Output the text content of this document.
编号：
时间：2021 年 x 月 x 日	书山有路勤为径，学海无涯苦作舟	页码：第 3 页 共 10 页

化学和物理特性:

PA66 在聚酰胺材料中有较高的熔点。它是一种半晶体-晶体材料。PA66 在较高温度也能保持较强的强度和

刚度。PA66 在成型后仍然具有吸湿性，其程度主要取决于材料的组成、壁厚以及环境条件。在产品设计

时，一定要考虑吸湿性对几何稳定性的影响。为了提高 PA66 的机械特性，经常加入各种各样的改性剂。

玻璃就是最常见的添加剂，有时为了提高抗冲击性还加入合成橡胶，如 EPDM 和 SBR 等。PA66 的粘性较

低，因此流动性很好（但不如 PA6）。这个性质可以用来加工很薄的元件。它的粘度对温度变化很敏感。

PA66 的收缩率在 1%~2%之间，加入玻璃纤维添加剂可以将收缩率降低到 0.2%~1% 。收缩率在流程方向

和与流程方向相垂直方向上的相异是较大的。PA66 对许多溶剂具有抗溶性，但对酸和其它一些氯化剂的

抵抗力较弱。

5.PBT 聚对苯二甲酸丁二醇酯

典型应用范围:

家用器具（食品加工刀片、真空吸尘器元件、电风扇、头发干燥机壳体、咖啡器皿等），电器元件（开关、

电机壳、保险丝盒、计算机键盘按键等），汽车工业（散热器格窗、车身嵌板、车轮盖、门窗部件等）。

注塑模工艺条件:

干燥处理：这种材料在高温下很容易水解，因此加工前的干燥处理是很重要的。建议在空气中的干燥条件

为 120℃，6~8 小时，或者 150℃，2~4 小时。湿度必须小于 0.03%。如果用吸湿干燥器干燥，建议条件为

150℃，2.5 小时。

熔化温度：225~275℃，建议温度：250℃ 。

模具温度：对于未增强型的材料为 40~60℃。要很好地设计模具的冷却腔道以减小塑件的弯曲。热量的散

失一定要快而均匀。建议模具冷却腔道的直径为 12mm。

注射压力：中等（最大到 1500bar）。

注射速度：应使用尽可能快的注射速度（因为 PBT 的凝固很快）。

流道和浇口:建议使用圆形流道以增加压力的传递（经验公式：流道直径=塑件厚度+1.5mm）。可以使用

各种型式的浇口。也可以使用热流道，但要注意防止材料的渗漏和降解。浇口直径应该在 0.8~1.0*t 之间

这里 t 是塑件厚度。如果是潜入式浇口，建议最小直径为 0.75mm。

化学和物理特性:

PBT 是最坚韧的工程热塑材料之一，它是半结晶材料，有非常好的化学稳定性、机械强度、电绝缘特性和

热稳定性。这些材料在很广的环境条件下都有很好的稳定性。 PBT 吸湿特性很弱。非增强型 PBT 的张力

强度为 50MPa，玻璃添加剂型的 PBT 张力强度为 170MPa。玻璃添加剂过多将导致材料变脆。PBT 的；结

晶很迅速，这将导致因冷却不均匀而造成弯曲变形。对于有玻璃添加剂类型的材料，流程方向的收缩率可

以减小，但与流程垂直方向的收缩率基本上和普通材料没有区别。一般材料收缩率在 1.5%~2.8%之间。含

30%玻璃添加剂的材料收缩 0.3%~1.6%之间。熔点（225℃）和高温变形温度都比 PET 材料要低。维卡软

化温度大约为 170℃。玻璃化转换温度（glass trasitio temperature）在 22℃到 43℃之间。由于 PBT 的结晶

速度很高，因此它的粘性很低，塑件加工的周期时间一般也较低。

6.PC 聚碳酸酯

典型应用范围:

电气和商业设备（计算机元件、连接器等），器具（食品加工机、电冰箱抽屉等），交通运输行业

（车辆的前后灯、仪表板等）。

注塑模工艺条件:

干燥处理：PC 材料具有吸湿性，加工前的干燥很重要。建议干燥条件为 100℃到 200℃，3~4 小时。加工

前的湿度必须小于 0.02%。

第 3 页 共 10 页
+++++
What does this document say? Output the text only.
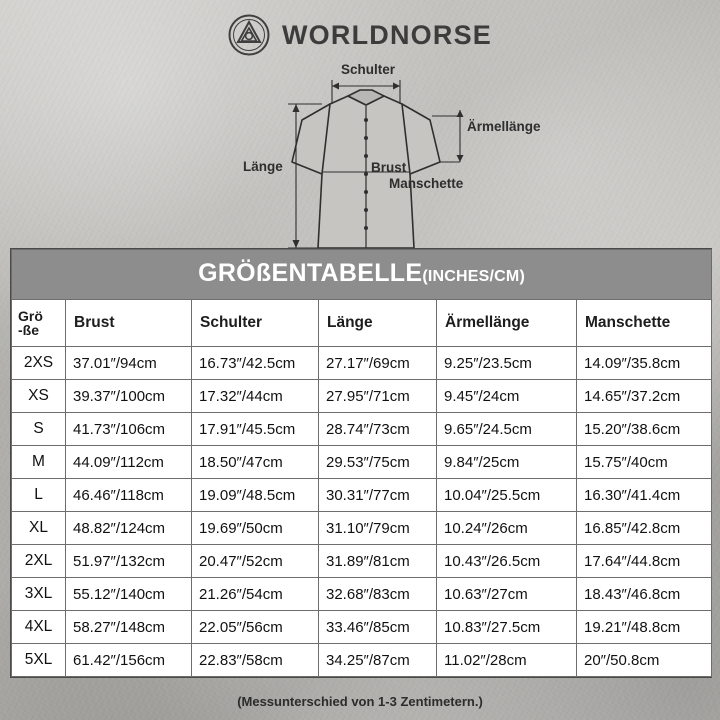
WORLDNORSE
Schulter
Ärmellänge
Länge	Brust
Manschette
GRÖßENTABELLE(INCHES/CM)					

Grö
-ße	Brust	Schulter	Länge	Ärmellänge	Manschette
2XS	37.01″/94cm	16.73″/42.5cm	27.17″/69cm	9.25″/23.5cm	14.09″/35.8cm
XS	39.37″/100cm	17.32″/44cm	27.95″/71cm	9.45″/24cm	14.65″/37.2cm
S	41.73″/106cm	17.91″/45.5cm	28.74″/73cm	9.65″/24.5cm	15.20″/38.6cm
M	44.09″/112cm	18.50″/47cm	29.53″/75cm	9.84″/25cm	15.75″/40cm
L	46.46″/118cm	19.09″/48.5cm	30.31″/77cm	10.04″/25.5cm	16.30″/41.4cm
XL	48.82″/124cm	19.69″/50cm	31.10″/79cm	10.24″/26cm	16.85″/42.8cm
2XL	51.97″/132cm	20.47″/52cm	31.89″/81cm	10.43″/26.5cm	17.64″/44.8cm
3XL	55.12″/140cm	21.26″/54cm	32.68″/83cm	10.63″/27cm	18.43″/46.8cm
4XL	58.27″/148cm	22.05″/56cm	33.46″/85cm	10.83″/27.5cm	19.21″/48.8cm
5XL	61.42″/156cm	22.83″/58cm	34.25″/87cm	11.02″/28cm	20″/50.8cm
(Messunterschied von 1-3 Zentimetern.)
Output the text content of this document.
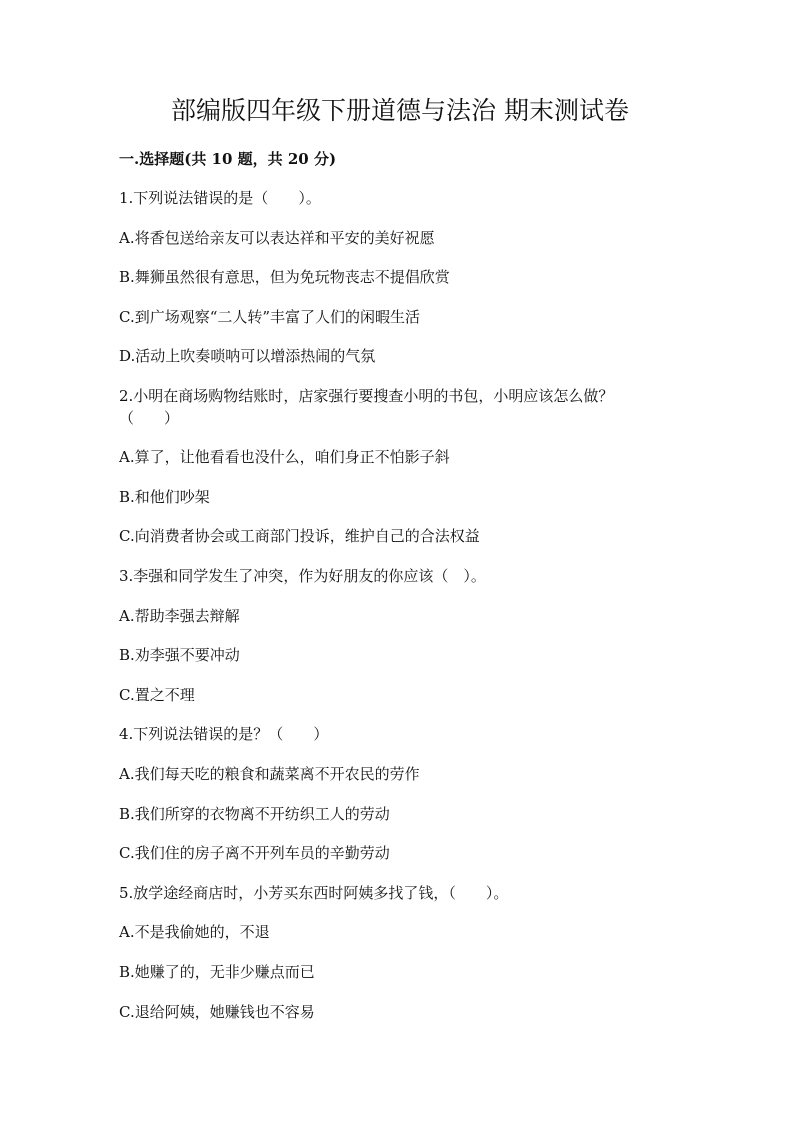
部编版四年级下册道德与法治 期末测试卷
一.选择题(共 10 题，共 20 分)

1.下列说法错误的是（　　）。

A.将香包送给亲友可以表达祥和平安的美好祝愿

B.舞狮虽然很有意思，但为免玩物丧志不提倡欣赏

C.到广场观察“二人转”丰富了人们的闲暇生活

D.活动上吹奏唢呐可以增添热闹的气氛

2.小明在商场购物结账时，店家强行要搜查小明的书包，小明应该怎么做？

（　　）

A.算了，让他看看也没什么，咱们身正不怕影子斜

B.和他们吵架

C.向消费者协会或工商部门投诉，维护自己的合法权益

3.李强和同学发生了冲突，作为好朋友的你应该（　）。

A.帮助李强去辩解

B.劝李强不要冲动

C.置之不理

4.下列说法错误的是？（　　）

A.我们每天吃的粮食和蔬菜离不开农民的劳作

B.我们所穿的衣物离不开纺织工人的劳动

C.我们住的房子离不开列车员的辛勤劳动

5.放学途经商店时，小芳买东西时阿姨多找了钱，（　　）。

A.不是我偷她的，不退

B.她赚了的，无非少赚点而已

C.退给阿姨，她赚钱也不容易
+++++
Exercise goal: Gather each line of the listing that holds the string "Brust".

Correct output:
Länge	Brust
-ße	Brust	Schulter	Länge	Ärmellänge	Manschette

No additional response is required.